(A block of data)

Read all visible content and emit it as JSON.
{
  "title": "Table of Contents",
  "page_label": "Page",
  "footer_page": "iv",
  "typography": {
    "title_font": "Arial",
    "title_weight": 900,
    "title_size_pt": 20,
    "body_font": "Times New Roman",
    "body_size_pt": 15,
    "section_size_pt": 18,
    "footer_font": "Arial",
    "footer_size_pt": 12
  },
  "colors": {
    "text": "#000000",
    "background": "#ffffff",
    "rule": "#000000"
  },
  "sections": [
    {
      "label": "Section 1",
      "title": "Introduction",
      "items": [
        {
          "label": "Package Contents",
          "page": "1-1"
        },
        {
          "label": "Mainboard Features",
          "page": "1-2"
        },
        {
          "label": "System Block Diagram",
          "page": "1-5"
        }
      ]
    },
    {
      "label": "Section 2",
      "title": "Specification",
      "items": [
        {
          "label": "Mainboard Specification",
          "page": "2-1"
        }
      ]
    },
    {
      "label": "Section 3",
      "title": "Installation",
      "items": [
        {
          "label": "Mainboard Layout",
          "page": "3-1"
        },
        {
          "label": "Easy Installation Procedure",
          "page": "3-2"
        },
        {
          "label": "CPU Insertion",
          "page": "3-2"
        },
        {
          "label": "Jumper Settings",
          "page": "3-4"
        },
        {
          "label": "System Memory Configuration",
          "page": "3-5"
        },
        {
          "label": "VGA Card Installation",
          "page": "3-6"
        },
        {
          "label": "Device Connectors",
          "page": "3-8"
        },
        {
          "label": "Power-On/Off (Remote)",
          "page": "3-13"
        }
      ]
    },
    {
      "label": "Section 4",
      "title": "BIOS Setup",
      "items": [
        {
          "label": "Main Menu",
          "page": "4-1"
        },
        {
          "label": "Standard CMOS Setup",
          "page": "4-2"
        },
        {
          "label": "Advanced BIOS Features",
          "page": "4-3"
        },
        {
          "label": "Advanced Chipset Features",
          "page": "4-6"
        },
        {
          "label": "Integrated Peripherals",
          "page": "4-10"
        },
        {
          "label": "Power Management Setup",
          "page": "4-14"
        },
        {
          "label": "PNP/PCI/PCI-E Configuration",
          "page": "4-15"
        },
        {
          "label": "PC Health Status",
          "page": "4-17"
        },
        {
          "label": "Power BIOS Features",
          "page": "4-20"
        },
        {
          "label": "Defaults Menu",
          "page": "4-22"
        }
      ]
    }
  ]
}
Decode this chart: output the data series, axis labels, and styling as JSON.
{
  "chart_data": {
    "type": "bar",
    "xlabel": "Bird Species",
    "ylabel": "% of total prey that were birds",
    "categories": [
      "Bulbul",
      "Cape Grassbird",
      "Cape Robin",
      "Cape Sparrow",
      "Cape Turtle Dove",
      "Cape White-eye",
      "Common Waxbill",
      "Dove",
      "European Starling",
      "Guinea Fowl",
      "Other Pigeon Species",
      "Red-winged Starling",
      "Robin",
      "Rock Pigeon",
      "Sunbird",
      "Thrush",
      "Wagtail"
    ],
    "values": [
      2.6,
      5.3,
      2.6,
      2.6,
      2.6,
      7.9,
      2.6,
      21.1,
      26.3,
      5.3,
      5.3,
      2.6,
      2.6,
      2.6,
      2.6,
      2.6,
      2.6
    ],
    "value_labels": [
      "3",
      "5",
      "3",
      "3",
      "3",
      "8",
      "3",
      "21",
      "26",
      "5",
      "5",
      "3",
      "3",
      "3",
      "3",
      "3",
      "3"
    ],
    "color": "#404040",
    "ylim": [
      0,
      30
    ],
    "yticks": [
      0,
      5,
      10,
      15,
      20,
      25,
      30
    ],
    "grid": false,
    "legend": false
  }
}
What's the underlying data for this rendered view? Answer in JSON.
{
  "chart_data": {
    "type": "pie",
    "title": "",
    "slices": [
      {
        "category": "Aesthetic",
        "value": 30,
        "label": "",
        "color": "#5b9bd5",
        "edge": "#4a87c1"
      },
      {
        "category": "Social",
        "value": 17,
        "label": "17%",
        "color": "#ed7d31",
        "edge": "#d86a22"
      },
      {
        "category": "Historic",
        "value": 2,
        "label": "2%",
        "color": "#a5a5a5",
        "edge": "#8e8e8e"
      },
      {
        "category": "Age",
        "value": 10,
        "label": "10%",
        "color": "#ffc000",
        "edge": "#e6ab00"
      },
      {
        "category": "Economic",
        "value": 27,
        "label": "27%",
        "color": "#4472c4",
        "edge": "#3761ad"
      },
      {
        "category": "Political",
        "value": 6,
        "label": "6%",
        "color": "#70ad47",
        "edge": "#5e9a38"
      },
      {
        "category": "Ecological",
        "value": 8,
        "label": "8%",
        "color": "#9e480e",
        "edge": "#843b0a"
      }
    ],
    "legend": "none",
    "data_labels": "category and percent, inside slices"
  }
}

EXERCISE OBJECTIVE
Write out every line exactly as it stands.

REPLY TO THE TASK
Read all visible content and emit it as JSON.
{
  "title": "Table of Contents",
  "page_label": "Page",
  "footer_page": "iv",
  "typography": {
    "title_font": "Arial",
    "title_weight": 900,
    "title_size_pt": 20,
    "body_font": "Times New Roman",
    "body_size_pt": 15,
    "section_size_pt": 18,
    "footer_font": "Arial",
    "footer_size_pt": 12
  },
  "colors": {
    "text": "#000000",
    "background": "#ffffff",
    "rule": "#000000"
  },
  "sections": [
    {
      "label": "Section 1",
      "title": "Introduction",
      "items": [
        {
          "label": "Package Contents",
          "page": "1-1"
        },
        {
          "label": "Mainboard Features",
          "page": "1-2"
        },
        {
          "label": "System Block Diagram",
          "page": "1-5"
        }
      ]
    },
    {
      "label": "Section 2",
      "title": "Specification",
      "items": [
        {
          "label": "Mainboard Specification",
          "page": "2-1"
        }
      ]
    },
    {
      "label": "Section 3",
      "title": "Installation",
      "items": [
        {
          "label": "Mainboard Layout",
          "page": "3-1"
        },
        {
          "label": "Easy Installation Procedure",
          "page": "3-2"
        },
        {
          "label": "CPU Insertion",
          "page": "3-2"
        },
        {
          "label": "Jumper Settings",
          "page": "3-4"
        },
        {
          "label": "System Memory Configuration",
          "page": "3-5"
        },
        {
          "label": "VGA Card Installation",
          "page": "3-6"
        },
        {
          "label": "Device Connectors",
          "page": "3-8"
        },
        {
          "label": "Power-On/Off (Remote)",
          "page": "3-13"
        }
      ]
    },
    {
      "label": "Section 4",
      "title": "BIOS Setup",
      "items": [
        {
          "label": "Main Menu",
          "page": "4-1"
        },
        {
          "label": "Standard CMOS Setup",
          "page": "4-2"
        },
        {
          "label": "Advanced BIOS Features",
          "page": "4-3"
        },
        {
          "label": "Advanced Chipset Features",
          "page": "4-6"
        },
        {
          "label": "Integrated Peripherals",
          "page": "4-10"
        },
        {
          "label": "Power Management Setup",
          "page": "4-14"
        },
        {
          "label": "PNP/PCI/PCI-E Configuration",
          "page": "4-15"
        },
        {
          "label": "PC Health Status",
          "page": "4-17"
        },
        {
          "label": "Power BIOS Features",
          "page": "4-20"
        },
        {
          "label": "Defaults Menu",
          "page": "4-22"
        }
      ]
    }
  ]
}
Decode this chart: output the data series, axis labels, and styling as JSON.
{
  "chart_data": {
    "type": "bar",
    "xlabel": "Bird Species",
    "ylabel": "% of total prey that were birds",
    "categories": [
      "Bulbul",
      "Cape Grassbird",
      "Cape Robin",
      "Cape Sparrow",
      "Cape Turtle Dove",
      "Cape White-eye",
      "Common Waxbill",
      "Dove",
      "European Starling",
      "Guinea Fowl",
      "Other Pigeon Species",
      "Red-winged Starling",
      "Robin",
      "Rock Pigeon",
      "Sunbird",
      "Thrush",
      "Wagtail"
    ],
    "values": [
      2.6,
      5.3,
      2.6,
      2.6,
      2.6,
      7.9,
      2.6,
      21.1,
      26.3,
      5.3,
      5.3,
      2.6,
      2.6,
      2.6,
      2.6,
      2.6,
      2.6
    ],
    "value_labels": [
      "3",
      "5",
      "3",
      "3",
      "3",
      "8",
      "3",
      "21",
      "26",
      "5",
      "5",
      "3",
      "3",
      "3",
      "3",
      "3",
      "3"
    ],
    "color": "#404040",
    "ylim": [
      0,
      30
    ],
    "yticks": [
      0,
      5,
      10,
      15,
      20,
      25,
      30
    ],
    "grid": false,
    "legend": false
  }
}
What's the underlying data for this rendered view? Answer in JSON.
{
  "chart_data": {
    "type": "pie",
    "title": "",
    "slices": [
      {
        "category": "Aesthetic",
        "value": 30,
        "label": "",
        "color": "#5b9bd5",
        "edge": "#4a87c1"
      },
      {
        "category": "Social",
        "value": 17,
        "label": "17%",
        "color": "#ed7d31",
        "edge": "#d86a22"
      },
      {
        "category": "Historic",
        "value": 2,
        "label": "2%",
        "color": "#a5a5a5",
        "edge": "#8e8e8e"
      },
      {
        "category": "Age",
        "value": 10,
        "label": "10%",
        "color": "#ffc000",
        "edge": "#e6ab00"
      },
      {
        "category": "Economic",
        "value": 27,
        "label": "27%",
        "color": "#4472c4",
        "edge": "#3761ad"
      },
      {
        "category": "Political",
        "value": 6,
        "label": "6%",
        "color": "#70ad47",
        "edge": "#5e9a38"
      },
      {
        "category": "Ecological",
        "value": 8,
        "label": "8%",
        "color": "#9e480e",
        "edge": "#843b0a"
      }
    ],
    "legend": "none",
    "data_labels": "category and percent, inside slices"
  }
}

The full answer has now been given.